■ **Job**
Copy each of these data entries exactly as they appear, line for line.

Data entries
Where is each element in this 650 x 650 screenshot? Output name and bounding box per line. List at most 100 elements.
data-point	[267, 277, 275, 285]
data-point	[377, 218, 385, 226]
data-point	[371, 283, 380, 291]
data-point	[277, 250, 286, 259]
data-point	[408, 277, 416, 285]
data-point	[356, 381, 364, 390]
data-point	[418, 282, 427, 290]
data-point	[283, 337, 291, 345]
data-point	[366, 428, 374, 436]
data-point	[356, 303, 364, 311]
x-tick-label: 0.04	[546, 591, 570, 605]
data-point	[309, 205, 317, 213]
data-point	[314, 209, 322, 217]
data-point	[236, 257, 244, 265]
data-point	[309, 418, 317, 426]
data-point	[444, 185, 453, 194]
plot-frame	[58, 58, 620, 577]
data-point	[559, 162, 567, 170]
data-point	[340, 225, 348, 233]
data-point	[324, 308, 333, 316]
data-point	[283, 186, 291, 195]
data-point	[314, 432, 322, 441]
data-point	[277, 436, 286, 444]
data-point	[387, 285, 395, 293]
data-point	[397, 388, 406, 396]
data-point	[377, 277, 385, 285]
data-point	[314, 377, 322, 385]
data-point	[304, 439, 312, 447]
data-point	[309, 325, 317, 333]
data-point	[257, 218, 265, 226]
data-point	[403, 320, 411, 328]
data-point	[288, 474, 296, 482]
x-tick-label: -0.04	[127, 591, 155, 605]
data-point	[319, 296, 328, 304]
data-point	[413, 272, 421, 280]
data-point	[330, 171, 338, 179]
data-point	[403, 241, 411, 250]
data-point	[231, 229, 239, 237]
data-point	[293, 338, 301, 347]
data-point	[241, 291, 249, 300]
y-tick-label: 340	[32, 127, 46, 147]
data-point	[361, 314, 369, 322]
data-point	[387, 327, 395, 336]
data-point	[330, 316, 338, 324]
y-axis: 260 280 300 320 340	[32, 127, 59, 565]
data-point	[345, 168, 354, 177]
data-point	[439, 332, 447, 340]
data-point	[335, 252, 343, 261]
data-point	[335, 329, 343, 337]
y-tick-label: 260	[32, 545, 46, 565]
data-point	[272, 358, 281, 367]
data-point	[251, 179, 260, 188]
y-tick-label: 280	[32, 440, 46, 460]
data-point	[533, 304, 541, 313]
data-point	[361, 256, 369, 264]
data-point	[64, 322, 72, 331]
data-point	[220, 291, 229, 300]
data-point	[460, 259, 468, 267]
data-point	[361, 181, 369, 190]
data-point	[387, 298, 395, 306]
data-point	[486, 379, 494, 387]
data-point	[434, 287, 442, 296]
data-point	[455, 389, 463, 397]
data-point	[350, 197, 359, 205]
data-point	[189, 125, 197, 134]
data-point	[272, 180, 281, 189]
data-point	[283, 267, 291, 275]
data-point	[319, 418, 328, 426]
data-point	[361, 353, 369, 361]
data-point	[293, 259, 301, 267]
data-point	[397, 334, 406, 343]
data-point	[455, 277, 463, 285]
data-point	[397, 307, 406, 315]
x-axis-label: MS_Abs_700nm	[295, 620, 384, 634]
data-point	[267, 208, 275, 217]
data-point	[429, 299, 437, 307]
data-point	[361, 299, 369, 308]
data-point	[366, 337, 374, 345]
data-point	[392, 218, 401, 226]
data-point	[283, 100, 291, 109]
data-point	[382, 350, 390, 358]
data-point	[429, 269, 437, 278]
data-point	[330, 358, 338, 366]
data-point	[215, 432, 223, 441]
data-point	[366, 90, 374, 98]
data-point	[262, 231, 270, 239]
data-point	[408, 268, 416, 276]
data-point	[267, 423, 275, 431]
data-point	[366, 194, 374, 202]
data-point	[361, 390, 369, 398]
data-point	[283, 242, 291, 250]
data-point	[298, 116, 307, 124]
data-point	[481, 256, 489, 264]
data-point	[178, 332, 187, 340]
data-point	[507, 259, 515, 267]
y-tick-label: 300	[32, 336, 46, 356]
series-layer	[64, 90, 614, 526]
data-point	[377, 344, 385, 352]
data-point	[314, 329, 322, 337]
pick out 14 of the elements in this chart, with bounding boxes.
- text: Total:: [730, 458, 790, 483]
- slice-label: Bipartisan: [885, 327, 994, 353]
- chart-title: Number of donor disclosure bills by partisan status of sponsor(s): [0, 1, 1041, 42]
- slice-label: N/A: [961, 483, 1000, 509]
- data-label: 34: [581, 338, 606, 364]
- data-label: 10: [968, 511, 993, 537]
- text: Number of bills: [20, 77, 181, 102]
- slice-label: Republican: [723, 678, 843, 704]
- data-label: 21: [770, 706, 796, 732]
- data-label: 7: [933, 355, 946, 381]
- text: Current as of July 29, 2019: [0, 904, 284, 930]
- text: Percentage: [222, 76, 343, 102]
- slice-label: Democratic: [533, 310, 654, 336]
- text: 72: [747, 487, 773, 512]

■ **Correct response**
Where is each element in this 650 x 650 screenshot? Output name and bounding box per line. List at most 100 elements.
data-point	[267, 277, 275, 285]
data-point	[377, 218, 385, 226]
data-point	[371, 283, 380, 291]
data-point	[277, 250, 286, 259]
data-point	[408, 277, 416, 285]
data-point	[356, 381, 364, 390]
data-point	[418, 282, 427, 290]
data-point	[283, 337, 291, 345]
data-point	[366, 428, 374, 436]
data-point	[356, 303, 364, 311]
x-tick-label: 0.04	[546, 591, 570, 605]
data-point	[309, 205, 317, 213]
data-point	[314, 209, 322, 217]
data-point	[236, 257, 244, 265]
data-point	[309, 418, 317, 426]
data-point	[444, 185, 453, 194]
plot-frame	[58, 58, 620, 577]
data-point	[559, 162, 567, 170]
data-point	[340, 225, 348, 233]
data-point	[324, 308, 333, 316]
data-point	[283, 186, 291, 195]
data-point	[314, 432, 322, 441]
data-point	[277, 436, 286, 444]
data-point	[387, 285, 395, 293]
data-point	[397, 388, 406, 396]
data-point	[377, 277, 385, 285]
data-point	[314, 377, 322, 385]
data-point	[304, 439, 312, 447]
data-point	[309, 325, 317, 333]
data-point	[257, 218, 265, 226]
data-point	[403, 320, 411, 328]
data-point	[288, 474, 296, 482]
x-tick-label: -0.04	[127, 591, 155, 605]
data-point	[319, 296, 328, 304]
data-point	[413, 272, 421, 280]
data-point	[330, 171, 338, 179]
data-point	[403, 241, 411, 250]
data-point	[231, 229, 239, 237]
data-point	[293, 338, 301, 347]
data-point	[241, 291, 249, 300]
y-tick-label: 340	[32, 127, 46, 147]
data-point	[361, 314, 369, 322]
data-point	[387, 327, 395, 336]
data-point	[330, 316, 338, 324]
y-axis: 260 280 300 320 340	[32, 127, 59, 565]
data-point	[345, 168, 354, 177]
data-point	[439, 332, 447, 340]
data-point	[335, 252, 343, 261]
data-point	[335, 329, 343, 337]
y-tick-label: 260	[32, 545, 46, 565]
data-point	[272, 358, 281, 367]
data-point	[251, 179, 260, 188]
y-tick-label: 280	[32, 440, 46, 460]
data-point	[533, 304, 541, 313]
data-point	[361, 256, 369, 264]
data-point	[64, 322, 72, 331]
data-point	[220, 291, 229, 300]
data-point	[460, 259, 468, 267]
data-point	[361, 181, 369, 190]
data-point	[387, 298, 395, 306]
data-point	[486, 379, 494, 387]
data-point	[434, 287, 442, 296]
data-point	[455, 389, 463, 397]
data-point	[350, 197, 359, 205]
data-point	[189, 125, 197, 134]
data-point	[272, 180, 281, 189]
data-point	[283, 267, 291, 275]
data-point	[319, 418, 328, 426]
data-point	[361, 353, 369, 361]
data-point	[293, 259, 301, 267]
data-point	[397, 334, 406, 343]
data-point	[455, 277, 463, 285]
data-point	[397, 307, 406, 315]
x-axis-label: MS_Abs_700nm	[295, 620, 384, 634]
data-point	[267, 208, 275, 217]
data-point	[429, 299, 437, 307]
data-point	[361, 299, 369, 308]
data-point	[366, 337, 374, 345]
data-point	[392, 218, 401, 226]
data-point	[283, 100, 291, 109]
data-point	[382, 350, 390, 358]
data-point	[429, 269, 437, 278]
data-point	[330, 358, 338, 366]
data-point	[215, 432, 223, 441]
data-point	[366, 90, 374, 98]
data-point	[262, 231, 270, 239]
data-point	[408, 268, 416, 276]
data-point	[267, 423, 275, 431]
data-point	[366, 194, 374, 202]
data-point	[361, 390, 369, 398]
data-point	[283, 242, 291, 250]
data-point	[298, 116, 307, 124]
data-point	[481, 256, 489, 264]
data-point	[178, 332, 187, 340]
data-point	[507, 259, 515, 267]
y-tick-label: 300	[32, 336, 46, 356]
series-layer	[64, 90, 614, 526]
data-point	[377, 344, 385, 352]
data-point	[314, 329, 322, 337]
pick out 14 of the elements in this chart, with bounding boxes.
- text: Total:: [730, 458, 790, 483]
- slice-label: Bipartisan: [885, 327, 994, 353]
- chart-title: Number of donor disclosure bills by partisan status of sponsor(s): [0, 1, 1041, 42]
- slice-label: N/A: [961, 483, 1000, 509]
- data-label: 34: [581, 338, 606, 364]
- data-label: 10: [968, 511, 993, 537]
- text: Number of bills: [20, 77, 181, 102]
- slice-label: Republican: [723, 678, 843, 704]
- data-label: 21: [770, 706, 796, 732]
- data-label: 7: [933, 355, 946, 381]
- text: Current as of July 29, 2019: [0, 904, 284, 930]
- text: Percentage: [222, 76, 343, 102]
- slice-label: Democratic: [533, 310, 654, 336]
- text: 72: [747, 487, 773, 512]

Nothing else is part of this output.